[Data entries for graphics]

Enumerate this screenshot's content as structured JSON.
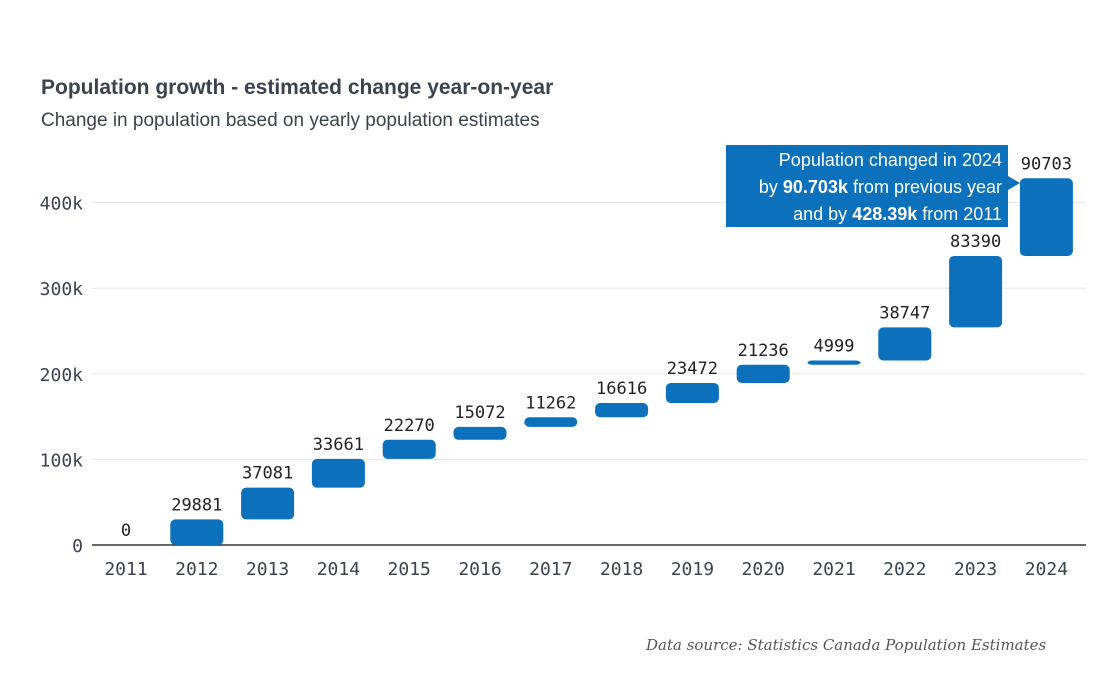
{
  "header": {
    "title": "Population growth - estimated change year-on-year",
    "subtitle": "Change in population based on yearly population estimates"
  },
  "source": "Data source: Statistics Canada Population Estimates",
  "colors": {
    "bar": "#0b71bc",
    "text": "#3b4350",
    "grid": "#e6e6e6",
    "axis": "#333333"
  },
  "tooltip": {
    "line1": "Population changed in 2024",
    "line2_prefix": "by",
    "line2_value": "90.703k",
    "line2_suffix": "from previous year",
    "line3_prefix": "and by",
    "line3_value": "428.39k",
    "line3_suffix": "from 2011"
  },
  "chart_data": {
    "type": "waterfall",
    "title": "Population growth - estimated change year-on-year",
    "subtitle": "Change in population based on yearly population estimates",
    "categories": [
      "2011",
      "2012",
      "2013",
      "2014",
      "2015",
      "2016",
      "2017",
      "2018",
      "2019",
      "2020",
      "2021",
      "2022",
      "2023",
      "2024"
    ],
    "values": [
      0,
      29881,
      37081,
      33661,
      22270,
      15072,
      11262,
      16616,
      23472,
      21236,
      4999,
      38747,
      83390,
      90703
    ],
    "value_labels": [
      "0",
      "29881",
      "37081",
      "33661",
      "22270",
      "15072",
      "11262",
      "16616",
      "23472",
      "21236",
      "4999",
      "38747",
      "83390",
      "90703"
    ],
    "yticks": [
      0,
      100000,
      200000,
      300000,
      400000
    ],
    "ytick_labels": [
      "0",
      "100k",
      "200k",
      "300k",
      "400k"
    ],
    "ylim": [
      0,
      460000
    ],
    "grid": true,
    "xlabel": "",
    "ylabel": ""
  }
}
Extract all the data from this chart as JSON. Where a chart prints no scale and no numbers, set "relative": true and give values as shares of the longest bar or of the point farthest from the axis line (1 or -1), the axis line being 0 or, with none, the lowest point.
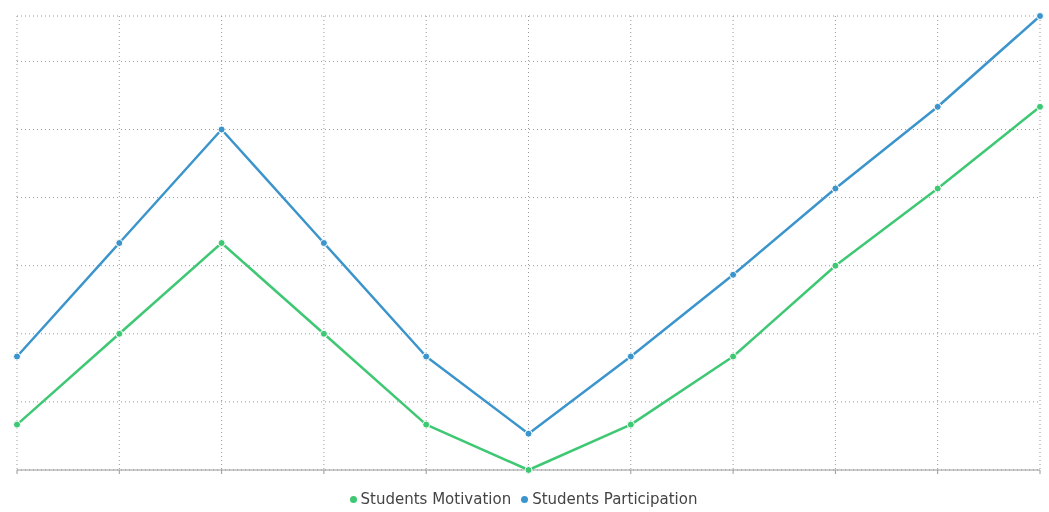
{
  "chart_data": {
    "type": "line",
    "relative": true,
    "categories": [
      null,
      null,
      null,
      null,
      null,
      null,
      null,
      null,
      null,
      null,
      null
    ],
    "series": [
      {
        "name": "Students Motivation",
        "color": "#3ec873",
        "values": [
          0.1,
          0.3,
          0.5,
          0.3,
          0.1,
          0,
          0.1,
          0.25,
          0.45,
          0.62,
          0.8
        ]
      },
      {
        "name": "Students Participation",
        "color": "#3b95cc",
        "values": [
          0.25,
          0.5,
          0.75,
          0.5,
          0.25,
          0.08,
          0.25,
          0.43,
          0.62,
          0.8,
          1.0
        ]
      }
    ],
    "grid": true,
    "legend": "bottom",
    "marker": "circle",
    "line_style": "solid"
  }
}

▶ _Exercise requirements_
Copy exactly the lines from the one containing "Extract all the" through the final line of the records above, both included, and leave out any pictures.

▶ _Finished answer_
Extract all the data from this chart as JSON. Where a chart prints no scale and no numbers, set "relative": true and give values as shares of the longest bar or of the point farthest from the axis line (1 or -1), the axis line being 0 or, with none, the lowest point.
{
  "chart_data": {
    "type": "line",
    "relative": true,
    "categories": [
      null,
      null,
      null,
      null,
      null,
      null,
      null,
      null,
      null,
      null,
      null
    ],
    "series": [
      {
        "name": "Students Motivation",
        "color": "#3ec873",
        "values": [
          0.1,
          0.3,
          0.5,
          0.3,
          0.1,
          0,
          0.1,
          0.25,
          0.45,
          0.62,
          0.8
        ]
      },
      {
        "name": "Students Participation",
        "color": "#3b95cc",
        "values": [
          0.25,
          0.5,
          0.75,
          0.5,
          0.25,
          0.08,
          0.25,
          0.43,
          0.62,
          0.8,
          1.0
        ]
      }
    ],
    "grid": true,
    "legend": "bottom",
    "marker": "circle",
    "line_style": "solid"
  }
}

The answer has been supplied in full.